***** Supplied material

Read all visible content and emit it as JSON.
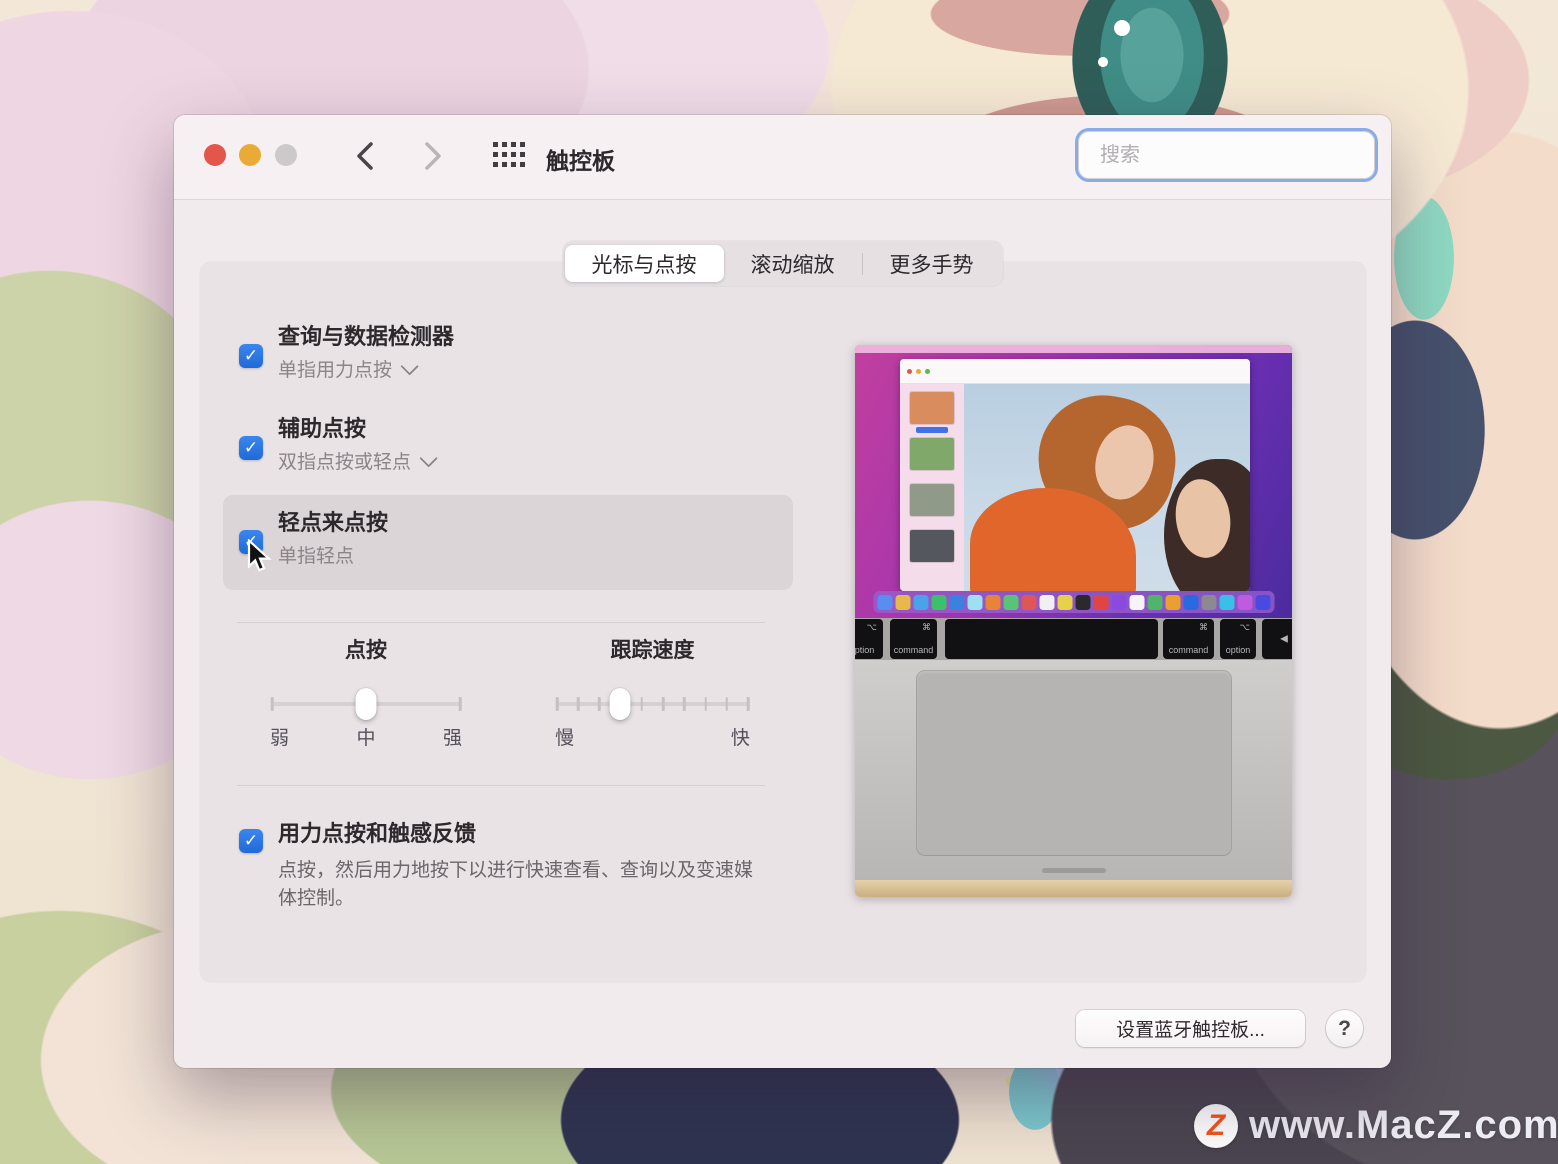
{
  "window": {
    "title": "触控板",
    "search": {
      "placeholder": "搜索"
    }
  },
  "tabs": [
    {
      "label": "光标与点按",
      "selected": true
    },
    {
      "label": "滚动缩放",
      "selected": false
    },
    {
      "label": "更多手势",
      "selected": false
    }
  ],
  "options": [
    {
      "label": "查询与数据检测器",
      "sublabel": "单指用力点按",
      "has_dropdown": true,
      "checked": true
    },
    {
      "label": "辅助点按",
      "sublabel": "双指点按或轻点",
      "has_dropdown": true,
      "checked": true
    },
    {
      "label": "轻点来点按",
      "sublabel": "单指轻点",
      "has_dropdown": false,
      "checked": true,
      "highlighted": true
    }
  ],
  "sliders": {
    "click": {
      "label": "点按",
      "ticks": 3,
      "value_percent": 50,
      "tick_labels": [
        "弱",
        "中",
        "强"
      ]
    },
    "tracking": {
      "label": "跟踪速度",
      "ticks": 10,
      "value_percent": 33,
      "min_label": "慢",
      "max_label": "快"
    }
  },
  "force_click": {
    "label": "用力点按和触感反馈",
    "checked": true,
    "description": "点按，然后用力地按下以进行快速查看、查询以及变速媒体控制。"
  },
  "footer": {
    "bluetooth_button": "设置蓝牙触控板...",
    "help_button": "?"
  },
  "demo": {
    "keys": [
      {
        "symbol": "⌥",
        "label": "option"
      },
      {
        "symbol": "⌘",
        "label": "command"
      },
      {
        "symbol": "",
        "label": ""
      },
      {
        "symbol": "⌘",
        "label": "command"
      },
      {
        "symbol": "⌥",
        "label": "option"
      },
      {
        "symbol": "◀",
        "label": ""
      }
    ],
    "dock_icons": [
      "#5a8df0",
      "#e8b84b",
      "#4aa3e8",
      "#3dc06a",
      "#3b82e0",
      "#9de0f2",
      "#e8833a",
      "#58c474",
      "#e05555",
      "#f0f0f2",
      "#e8d04a",
      "#2a2a2c",
      "#e04545",
      "#8a4ae0",
      "#f5f5f7",
      "#50b46a",
      "#e8a030",
      "#2a6ae0",
      "#8a8a90",
      "#3ac0e8",
      "#c05ae0",
      "#4a4ae0"
    ],
    "sidebar_thumbs": [
      "#d98d5f",
      "#7fa86a",
      "#8f9a88",
      "#54575e"
    ]
  },
  "watermark": {
    "logo_letter": "Z",
    "text": "www.MacZ.com"
  },
  "colors": {
    "accent_blue": "#2378e0",
    "focus_ring": "#89ace9",
    "window_bg": "#f1ebee",
    "panel_bg": "#e9e3e6",
    "highlight_row": "#dbd5d8"
  }
}
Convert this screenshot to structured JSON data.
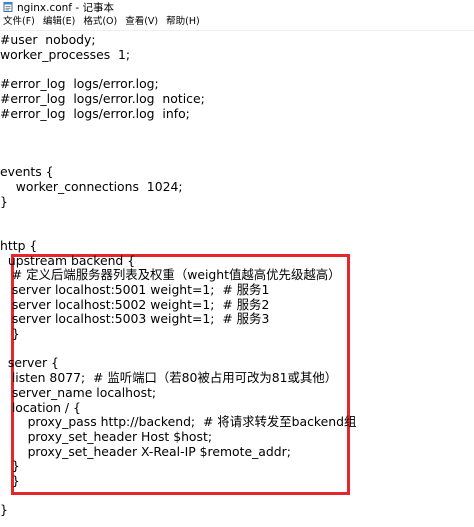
{
  "window": {
    "title": "nginx.conf - 记事本"
  },
  "icons": {
    "app": "notepad-icon"
  },
  "colors": {
    "highlight": "#e5262b",
    "text": "#000000",
    "background": "#ffffff"
  },
  "menu": {
    "items": [
      {
        "label": "文件(F)"
      },
      {
        "label": "编辑(E)"
      },
      {
        "label": "格式(O)"
      },
      {
        "label": "查看(V)"
      },
      {
        "label": "帮助(H)"
      }
    ]
  },
  "editor": {
    "lines": [
      "#user  nobody;",
      "worker_processes  1;",
      "",
      "#error_log  logs/error.log;",
      "#error_log  logs/error.log  notice;",
      "#error_log  logs/error.log  info;",
      "",
      "",
      "",
      "events {",
      "    worker_connections  1024;",
      "}",
      "",
      "",
      "http {",
      "  upstream backend {",
      "   # 定义后端服务器列表及权重（weight值越高优先级越高）",
      "   server localhost:5001 weight=1;  # 服务1",
      "   server localhost:5002 weight=1;  # 服务2",
      "   server localhost:5003 weight=1;  # 服务3",
      "   }",
      "",
      "  server {",
      "   listen 8077;  # 监听端口（若80被占用可改为81或其他）",
      "   server_name localhost;",
      "   location / {",
      "       proxy_pass http://backend;  # 将请求转发至backend组",
      "       proxy_set_header Host $host;",
      "       proxy_set_header X-Real-IP $remote_addr;",
      "   }",
      "   }",
      "",
      "}"
    ]
  }
}
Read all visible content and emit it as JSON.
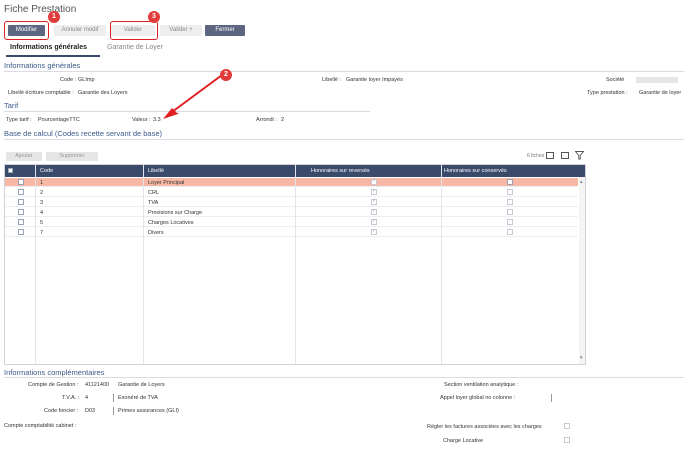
{
  "title": "Fiche Prestation",
  "toolbar": {
    "modifier": "Modifier",
    "annuler": "Annuler modif",
    "valider": "Valider",
    "valider_plus": "Valider +",
    "fermer": "Fermer"
  },
  "badges": [
    "1",
    "2",
    "3"
  ],
  "tabs": [
    "Informations générales",
    "Garantie de Loyer"
  ],
  "info": {
    "section": "Informations générales",
    "code_label": "Code :",
    "code_value": "GLImp",
    "libelle_label": "Libellé :",
    "libelle_value": "Garantie loyer Impayés",
    "societe_label": "Société",
    "libelle_ecriture_label": "Libellé écriture comptable :",
    "libelle_ecriture_value": "Garantie des Loyers",
    "type_prestation_label": "Type prestation :",
    "type_prestation_value": "Garantie de loyer"
  },
  "tarif": {
    "section": "Tarif",
    "type_label": "Type tarif :",
    "type_value": "PourcentageTTC",
    "valeur_label": "Valeur :",
    "valeur_value": "3.3",
    "arrondi_label": "Arrondi :",
    "arrondi_value": "2"
  },
  "base": {
    "section": "Base de calcul (Codes recette servant de base)",
    "ajouter": "Ajouter",
    "supprimer": "Supprimer",
    "count": "6 fiches",
    "columns": [
      "Code",
      "Libellé",
      "Honoraires sur reversés",
      "Honoraires sur conservés"
    ],
    "rows": [
      {
        "code": "1",
        "libelle": "Loyer Principal",
        "reverses": true,
        "conserves": false
      },
      {
        "code": "2",
        "libelle": "CRL",
        "reverses": true,
        "conserves": false
      },
      {
        "code": "3",
        "libelle": "TVA",
        "reverses": true,
        "conserves": false
      },
      {
        "code": "4",
        "libelle": "Provisions sur Charge",
        "reverses": true,
        "conserves": false
      },
      {
        "code": "5",
        "libelle": "Charges Locatives",
        "reverses": true,
        "conserves": false
      },
      {
        "code": "7",
        "libelle": "Divers",
        "reverses": true,
        "conserves": false
      }
    ]
  },
  "complement": {
    "section": "Informations complémentaires",
    "compte_gestion_label": "Compte de Gestion :",
    "compte_gestion_code": "41121400",
    "compte_gestion_value": "Garantie de Loyers",
    "tva_label": "T.V.A. :",
    "tva_code": "4",
    "tva_value": "Exonéré de TVA",
    "code_foncier_label": "Code foncier :",
    "code_foncier_code": "D03",
    "code_foncier_value": "Primes assurances (GLI)",
    "compte_cabinet_label": "Compte comptabilité cabinet :",
    "section_ventilation_label": "Section ventilation analytique :",
    "appel_loyer_label": "Appel loyer global no colonne :",
    "regler_label": "Régler les factures associées avec les charges",
    "charge_locative_label": "Charge Locative"
  }
}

**********

**Instructions for the task:**
Read the lines above. Gather those in which the string "sublabel" is found.

**Task result:**
      "sublabel": "单指用力点按",
      "sublabel": "双指点按或轻点",
      "sublabel": "单指轻点",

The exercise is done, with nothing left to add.